==== Data provided ====

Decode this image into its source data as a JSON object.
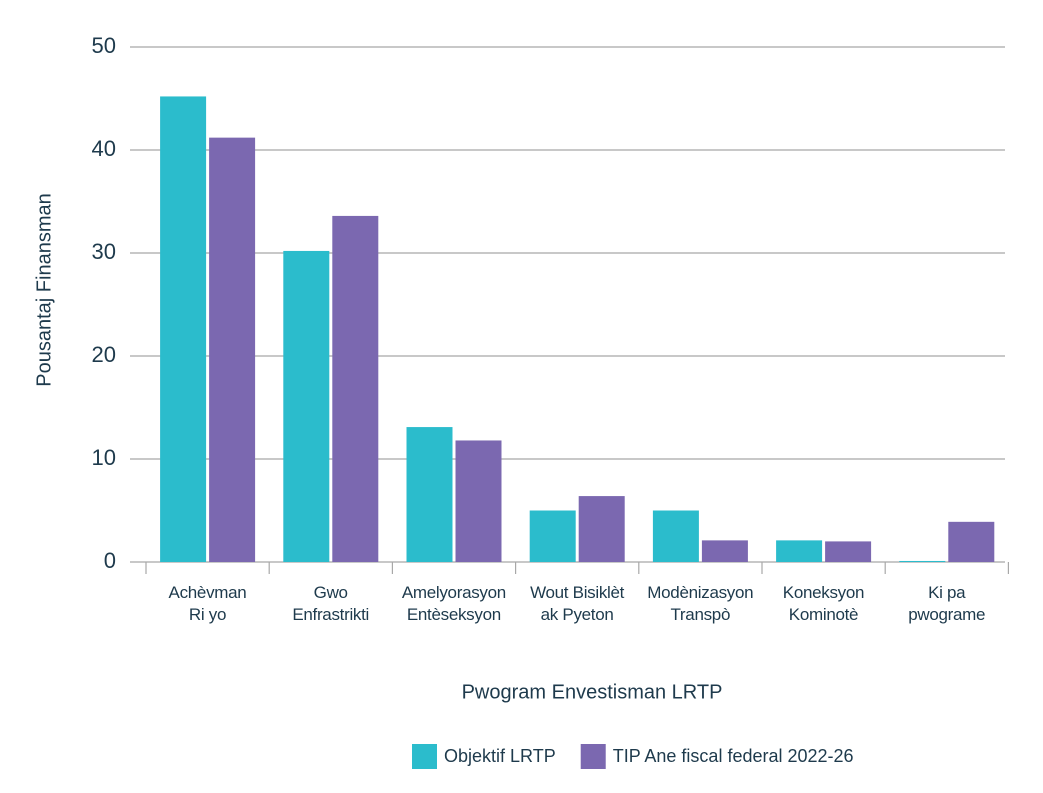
{
  "chart_data": {
    "type": "bar",
    "y_label": "Pousantaj Finansman",
    "x_label": "Pwogram Envestisman LRTP",
    "categories": [
      "Achèvman\nRi yo",
      "Gwo\nEnfrastrikti",
      "Amelyorasyon\nEntèseksyon",
      "Wout Bisiklèt\nak Pyeton",
      "Modènizasyon\nTranspò",
      "Koneksyon\nKominotè",
      "Ki pa\npwograme"
    ],
    "series": [
      {
        "name": "Objektif LRTP",
        "color": "#2bbccc",
        "values": [
          45.2,
          30.2,
          13.1,
          5.0,
          5.0,
          2.1,
          0.1
        ]
      },
      {
        "name": "TIP Ane fiscal federal 2022-26",
        "color": "#7b68b0",
        "values": [
          41.2,
          33.6,
          11.8,
          6.4,
          2.1,
          2.0,
          3.9
        ]
      }
    ],
    "ylim": [
      0,
      50
    ],
    "yticks": [
      0,
      10,
      20,
      30,
      40,
      50
    ],
    "grid": true
  }
}
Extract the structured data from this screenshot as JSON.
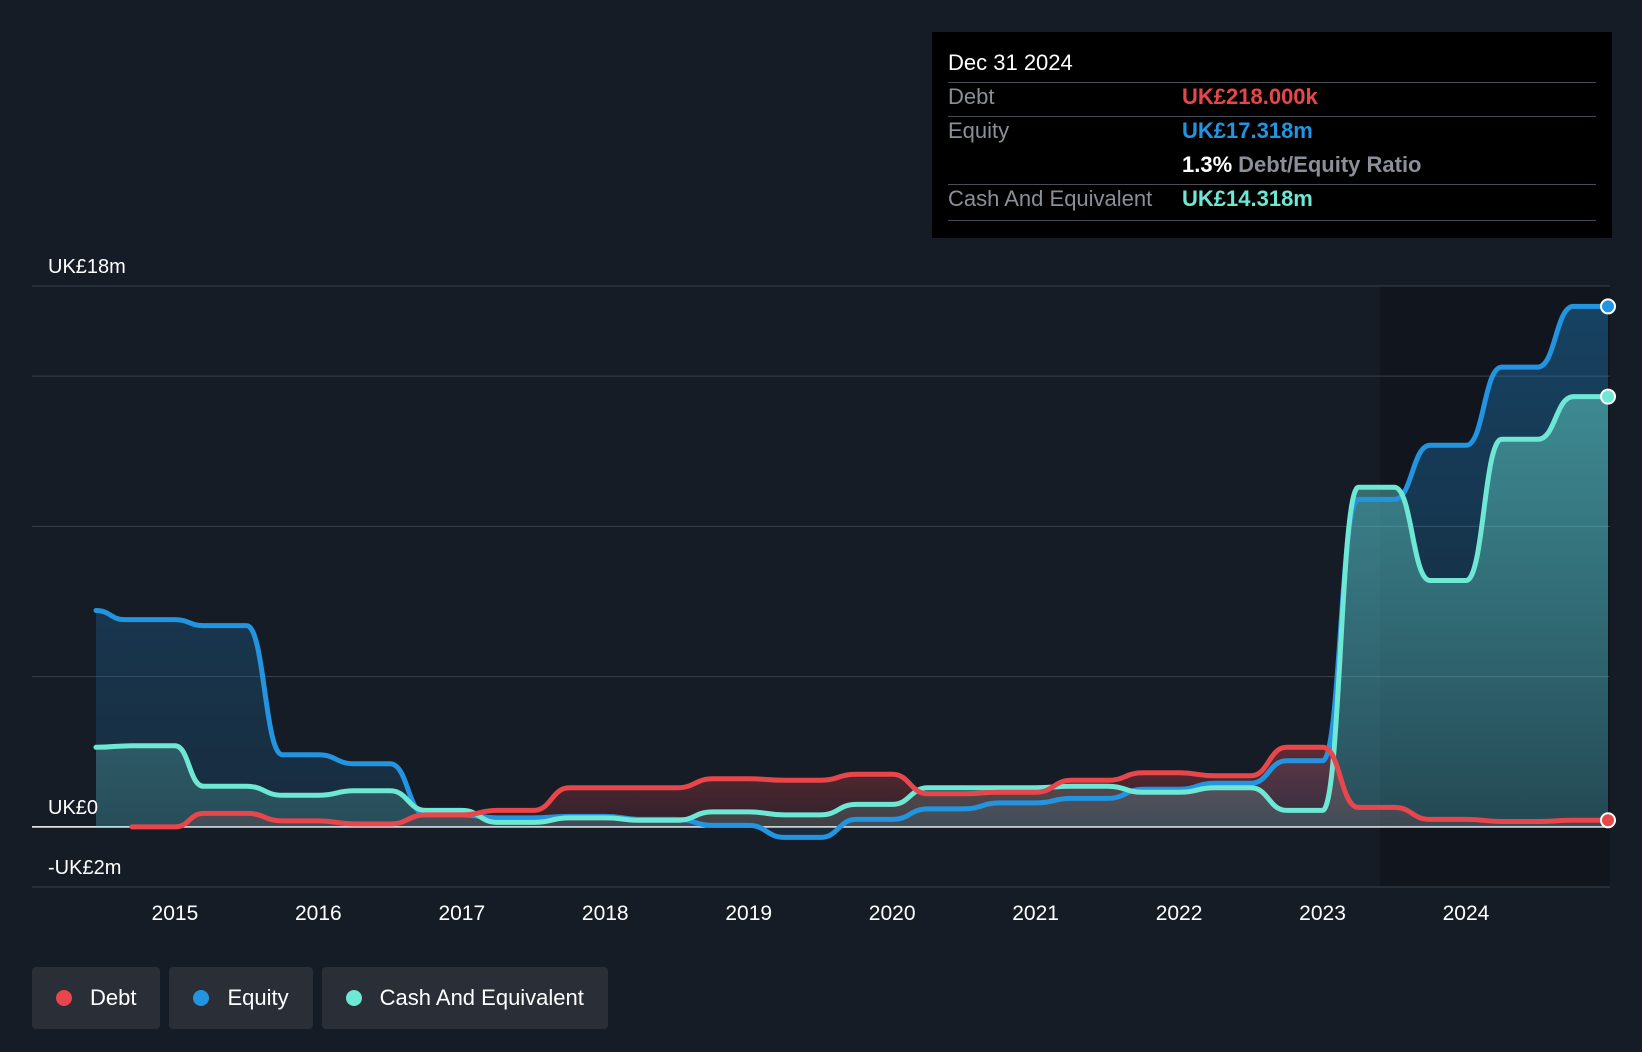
{
  "tooltip": {
    "date": "Dec 31 2024",
    "debt_label": "Debt",
    "debt_value": "UK£218.000k",
    "equity_label": "Equity",
    "equity_value": "UK£17.318m",
    "ratio_value": "1.3%",
    "ratio_label": "Debt/Equity Ratio",
    "cash_label": "Cash And Equivalent",
    "cash_value": "UK£14.318m"
  },
  "legend": {
    "debt": "Debt",
    "equity": "Equity",
    "cash": "Cash And Equivalent"
  },
  "colors": {
    "background": "#161c26",
    "debt": "#e8464a",
    "equity": "#2394df",
    "cash": "#6ee7d5"
  },
  "chart_data": {
    "type": "area",
    "y_tick_labels": [
      {
        "value": 18,
        "label": "UK£18m"
      },
      {
        "value": 0,
        "label": "UK£0"
      },
      {
        "value": -2,
        "label": "-UK£2m"
      }
    ],
    "ylim": [
      -2,
      18
    ],
    "xlim": [
      2014.45,
      2024.99
    ],
    "x_tick_labels": [
      "2015",
      "2016",
      "2017",
      "2018",
      "2019",
      "2020",
      "2021",
      "2022",
      "2023",
      "2024"
    ],
    "x_ticks": [
      2015,
      2016,
      2017,
      2018,
      2019,
      2020,
      2021,
      2022,
      2023,
      2024
    ],
    "gridlines": [
      18,
      15,
      10,
      5,
      0,
      -2
    ],
    "series": [
      {
        "name": "Equity",
        "key": "equity",
        "points": [
          [
            2014.45,
            7.2
          ],
          [
            2014.65,
            6.9
          ],
          [
            2015.0,
            6.9
          ],
          [
            2015.2,
            6.7
          ],
          [
            2015.5,
            6.7
          ],
          [
            2015.75,
            2.4
          ],
          [
            2016.0,
            2.4
          ],
          [
            2016.25,
            2.1
          ],
          [
            2016.5,
            2.1
          ],
          [
            2016.75,
            0.4
          ],
          [
            2017.0,
            0.4
          ],
          [
            2017.25,
            0.3
          ],
          [
            2017.5,
            0.3
          ],
          [
            2017.75,
            0.35
          ],
          [
            2018.0,
            0.35
          ],
          [
            2018.25,
            0.25
          ],
          [
            2018.5,
            0.25
          ],
          [
            2018.75,
            0.05
          ],
          [
            2019.0,
            0.05
          ],
          [
            2019.25,
            -0.35
          ],
          [
            2019.5,
            -0.35
          ],
          [
            2019.75,
            0.25
          ],
          [
            2020.0,
            0.25
          ],
          [
            2020.25,
            0.6
          ],
          [
            2020.5,
            0.6
          ],
          [
            2020.75,
            0.8
          ],
          [
            2021.0,
            0.8
          ],
          [
            2021.25,
            0.95
          ],
          [
            2021.5,
            0.95
          ],
          [
            2021.75,
            1.25
          ],
          [
            2022.0,
            1.25
          ],
          [
            2022.25,
            1.45
          ],
          [
            2022.5,
            1.45
          ],
          [
            2022.75,
            2.2
          ],
          [
            2023.0,
            2.2
          ],
          [
            2023.25,
            10.9
          ],
          [
            2023.5,
            10.9
          ],
          [
            2023.75,
            12.7
          ],
          [
            2024.0,
            12.7
          ],
          [
            2024.25,
            15.3
          ],
          [
            2024.5,
            15.3
          ],
          [
            2024.75,
            17.32
          ],
          [
            2024.99,
            17.32
          ]
        ]
      },
      {
        "name": "Cash And Equivalent",
        "key": "cash",
        "points": [
          [
            2014.45,
            2.65
          ],
          [
            2014.7,
            2.7
          ],
          [
            2015.0,
            2.7
          ],
          [
            2015.2,
            1.35
          ],
          [
            2015.5,
            1.35
          ],
          [
            2015.75,
            1.05
          ],
          [
            2016.0,
            1.05
          ],
          [
            2016.25,
            1.2
          ],
          [
            2016.5,
            1.2
          ],
          [
            2016.75,
            0.55
          ],
          [
            2017.0,
            0.55
          ],
          [
            2017.25,
            0.15
          ],
          [
            2017.5,
            0.15
          ],
          [
            2017.75,
            0.3
          ],
          [
            2018.0,
            0.3
          ],
          [
            2018.25,
            0.22
          ],
          [
            2018.5,
            0.22
          ],
          [
            2018.75,
            0.5
          ],
          [
            2019.0,
            0.5
          ],
          [
            2019.25,
            0.4
          ],
          [
            2019.5,
            0.4
          ],
          [
            2019.75,
            0.75
          ],
          [
            2020.0,
            0.75
          ],
          [
            2020.25,
            1.3
          ],
          [
            2020.5,
            1.3
          ],
          [
            2020.75,
            1.3
          ],
          [
            2021.0,
            1.3
          ],
          [
            2021.25,
            1.35
          ],
          [
            2021.5,
            1.35
          ],
          [
            2021.75,
            1.15
          ],
          [
            2022.0,
            1.15
          ],
          [
            2022.25,
            1.3
          ],
          [
            2022.5,
            1.3
          ],
          [
            2022.75,
            0.55
          ],
          [
            2023.0,
            0.55
          ],
          [
            2023.25,
            11.3
          ],
          [
            2023.5,
            11.3
          ],
          [
            2023.75,
            8.2
          ],
          [
            2024.0,
            8.2
          ],
          [
            2024.25,
            12.9
          ],
          [
            2024.5,
            12.9
          ],
          [
            2024.75,
            14.32
          ],
          [
            2024.99,
            14.32
          ]
        ]
      },
      {
        "name": "Debt",
        "key": "debt",
        "points": [
          [
            2014.7,
            0.0
          ],
          [
            2015.0,
            0.0
          ],
          [
            2015.2,
            0.45
          ],
          [
            2015.5,
            0.45
          ],
          [
            2015.75,
            0.2
          ],
          [
            2016.0,
            0.2
          ],
          [
            2016.25,
            0.1
          ],
          [
            2016.5,
            0.1
          ],
          [
            2016.75,
            0.4
          ],
          [
            2017.0,
            0.4
          ],
          [
            2017.25,
            0.55
          ],
          [
            2017.5,
            0.55
          ],
          [
            2017.75,
            1.3
          ],
          [
            2018.0,
            1.3
          ],
          [
            2018.25,
            1.3
          ],
          [
            2018.5,
            1.3
          ],
          [
            2018.75,
            1.6
          ],
          [
            2019.0,
            1.6
          ],
          [
            2019.25,
            1.55
          ],
          [
            2019.5,
            1.55
          ],
          [
            2019.75,
            1.75
          ],
          [
            2020.0,
            1.75
          ],
          [
            2020.25,
            1.1
          ],
          [
            2020.5,
            1.1
          ],
          [
            2020.75,
            1.15
          ],
          [
            2021.0,
            1.15
          ],
          [
            2021.25,
            1.55
          ],
          [
            2021.5,
            1.55
          ],
          [
            2021.75,
            1.8
          ],
          [
            2022.0,
            1.8
          ],
          [
            2022.25,
            1.7
          ],
          [
            2022.5,
            1.7
          ],
          [
            2022.75,
            2.65
          ],
          [
            2023.0,
            2.65
          ],
          [
            2023.25,
            0.65
          ],
          [
            2023.5,
            0.65
          ],
          [
            2023.75,
            0.25
          ],
          [
            2024.0,
            0.25
          ],
          [
            2024.25,
            0.18
          ],
          [
            2024.5,
            0.18
          ],
          [
            2024.75,
            0.22
          ],
          [
            2024.99,
            0.22
          ]
        ]
      }
    ]
  }
}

====

**Requirements:** Pick out and copy the lines of the entries that hold the string "JSON".

**Solution below:**
Decode this image into its source data as a JSON object.
Extract the structured data from this screenshot as JSON.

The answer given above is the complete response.